=== Directive ===
Copy every line of the records below that holds the word "name".

=== Records shown ===

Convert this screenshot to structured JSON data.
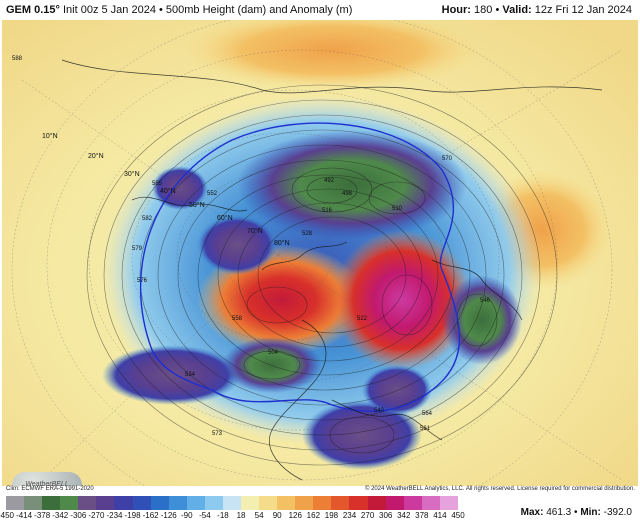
{
  "header": {
    "model": "GEM 0.15°",
    "init": " Init 00z 5 Jan 2024 • 500mb Height (dam) and Anomaly (m)",
    "hour_label": "Hour:",
    "hour_value": "180",
    "valid_label": "Valid:",
    "valid_value": "12z Fri 12 Jan 2024"
  },
  "footer": {
    "clim": "Clim: ECMWF ERA-5 1991-2020",
    "copyright": "© 2024 WeatherBELL Analytics, LLC. All rights reserved. License required for commercial distribution.",
    "max_label": "Max:",
    "max_value": "461.3",
    "min_label": "Min:",
    "min_value": "-392.0"
  },
  "logo_text": "WeatherBELL",
  "colorbar": {
    "ticks": [
      "-450",
      "-414",
      "-378",
      "-342",
      "-306",
      "-270",
      "-234",
      "-198",
      "-162",
      "-126",
      "-90",
      "-54",
      "-18",
      "18",
      "54",
      "90",
      "126",
      "162",
      "198",
      "234",
      "270",
      "306",
      "342",
      "378",
      "414",
      "450"
    ],
    "colors": [
      "#9a9aa0",
      "#7a8f7a",
      "#3c6e3c",
      "#4f8a4a",
      "#6a4f86",
      "#5a3f90",
      "#3f3fa8",
      "#3050b8",
      "#2a6fc8",
      "#3e8ed8",
      "#62aee6",
      "#8ccaf0",
      "#c8e4f4",
      "#f3efb0",
      "#f5dc8a",
      "#f3c064",
      "#f0a24a",
      "#ec7e36",
      "#e4562c",
      "#d8302a",
      "#c41a3a",
      "#c2196e",
      "#cc3aa0",
      "#d86cc0",
      "#e6a2dc"
    ]
  },
  "map": {
    "lat_labels": [
      "10°N",
      "20°N",
      "30°N",
      "40°N",
      "50°N",
      "60°N",
      "70°N",
      "80°N"
    ],
    "contour_labels": [
      "588",
      "585",
      "582",
      "579",
      "576",
      "573",
      "570",
      "564",
      "561",
      "558",
      "552",
      "546",
      "540",
      "534",
      "528",
      "522",
      "516",
      "510",
      "504",
      "498",
      "492"
    ],
    "anomaly_regions": [
      {
        "name": "siberia-low",
        "kind": "negative",
        "color": "#3c6e3c"
      },
      {
        "name": "greenland-high",
        "kind": "positive",
        "color": "#d8302a"
      },
      {
        "name": "scandinavia-high",
        "kind": "positive",
        "color": "#c41a3a"
      },
      {
        "name": "north-pacific-low",
        "kind": "negative",
        "color": "#3f3fa8"
      },
      {
        "name": "alaska-low",
        "kind": "negative",
        "color": "#3c6e3c"
      },
      {
        "name": "north-america-low",
        "kind": "negative",
        "color": "#5a3f90"
      },
      {
        "name": "mediterranean-low",
        "kind": "negative",
        "color": "#6a4f86"
      },
      {
        "name": "hudson-low",
        "kind": "negative",
        "color": "#6a4f86"
      }
    ]
  }
}
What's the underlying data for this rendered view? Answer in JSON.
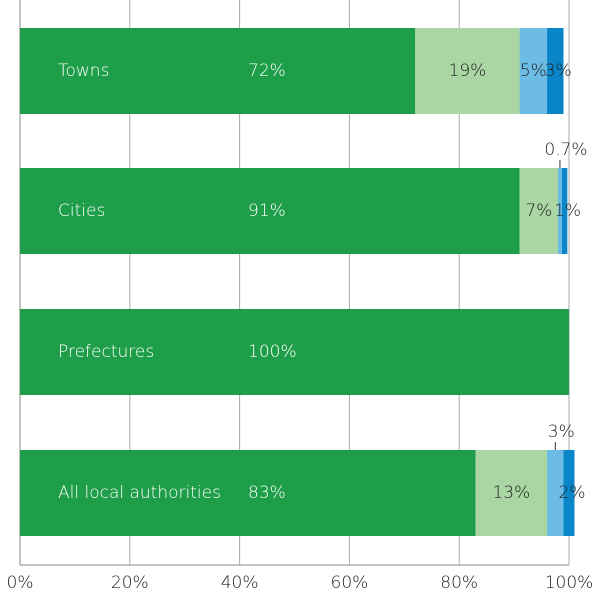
{
  "chart_data": {
    "type": "stacked_barh",
    "categories": [
      "Towns",
      "Cities",
      "Prefectures",
      "All local authorities"
    ],
    "series": [
      {
        "color": "#1f9e49",
        "values": [
          72,
          91,
          100,
          83
        ],
        "value_labels": [
          "72%",
          "91%",
          "100%",
          "83%"
        ]
      },
      {
        "color": "#a9d6a3",
        "values": [
          19,
          7,
          null,
          13
        ],
        "value_labels": [
          "19%",
          "7%",
          null,
          "13%"
        ]
      },
      {
        "color": "#6cbce6",
        "values": [
          5,
          0.7,
          null,
          3
        ],
        "value_labels": [
          "5%",
          "0.7%",
          null,
          "3%"
        ]
      },
      {
        "color": "#0a86c8",
        "values": [
          3,
          1,
          null,
          2
        ],
        "value_labels": [
          "3%",
          "1%",
          null,
          "2%"
        ]
      }
    ],
    "xlim": [
      0,
      100
    ],
    "xticks": [
      {
        "value": 0,
        "label": "0%"
      },
      {
        "value": 20,
        "label": "20%"
      },
      {
        "value": 40,
        "label": "40%"
      },
      {
        "value": 60,
        "label": "60%"
      },
      {
        "value": 80,
        "label": "80%"
      },
      {
        "value": 100,
        "label": "100%"
      }
    ],
    "grid": true
  }
}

=== Solution ===
        "name": "siberia-low",
        "name": "greenland-high",
        "name": "scandinavia-high",
        "name": "north-pacific-low",
        "name": "alaska-low",
        "name": "north-america-low",
        "name": "mediterranean-low",
        "name": "hudson-low",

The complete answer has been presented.